Print all records exactly, leaving nothing out.

BEGIN Dataset extract

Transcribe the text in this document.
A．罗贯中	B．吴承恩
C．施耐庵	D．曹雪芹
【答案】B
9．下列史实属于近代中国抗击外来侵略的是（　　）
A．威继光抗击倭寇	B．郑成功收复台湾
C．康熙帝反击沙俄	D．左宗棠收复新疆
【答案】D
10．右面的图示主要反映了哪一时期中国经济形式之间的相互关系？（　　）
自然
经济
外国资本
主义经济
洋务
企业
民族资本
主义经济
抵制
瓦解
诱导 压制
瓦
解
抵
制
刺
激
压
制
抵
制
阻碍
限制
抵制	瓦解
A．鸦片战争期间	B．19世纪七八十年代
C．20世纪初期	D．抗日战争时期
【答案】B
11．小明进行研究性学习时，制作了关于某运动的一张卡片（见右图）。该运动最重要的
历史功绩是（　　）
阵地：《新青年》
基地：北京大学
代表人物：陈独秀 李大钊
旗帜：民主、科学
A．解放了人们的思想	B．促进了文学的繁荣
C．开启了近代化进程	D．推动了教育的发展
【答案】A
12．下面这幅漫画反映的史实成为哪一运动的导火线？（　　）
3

END Dataset extract

» Written solution:
Transcribe the text in this document.
A．罗贯中	B．吴承恩
C．施耐庵	D．曹雪芹
【答案】B
9．下列史实属于近代中国抗击外来侵略的是（　　）
A．威继光抗击倭寇	B．郑成功收复台湾
C．康熙帝反击沙俄	D．左宗棠收复新疆
【答案】D
10．右面的图示主要反映了哪一时期中国经济形式之间的相互关系？（　　）
自然
经济
外国资本
主义经济
洋务
企业
民族资本
主义经济
抵制
瓦解
诱导 压制
瓦
解
抵
制
刺
激
压
制
抵
制
阻碍
限制
抵制	瓦解
A．鸦片战争期间	B．19世纪七八十年代
C．20世纪初期	D．抗日战争时期
【答案】B
11．小明进行研究性学习时，制作了关于某运动的一张卡片（见右图）。该运动最重要的
历史功绩是（　　）
阵地：《新青年》
基地：北京大学
代表人物：陈独秀 李大钊
旗帜：民主、科学
A．解放了人们的思想	B．促进了文学的繁荣
C．开启了近代化进程	D．推动了教育的发展
【答案】A
12．下面这幅漫画反映的史实成为哪一运动的导火线？（　　）
3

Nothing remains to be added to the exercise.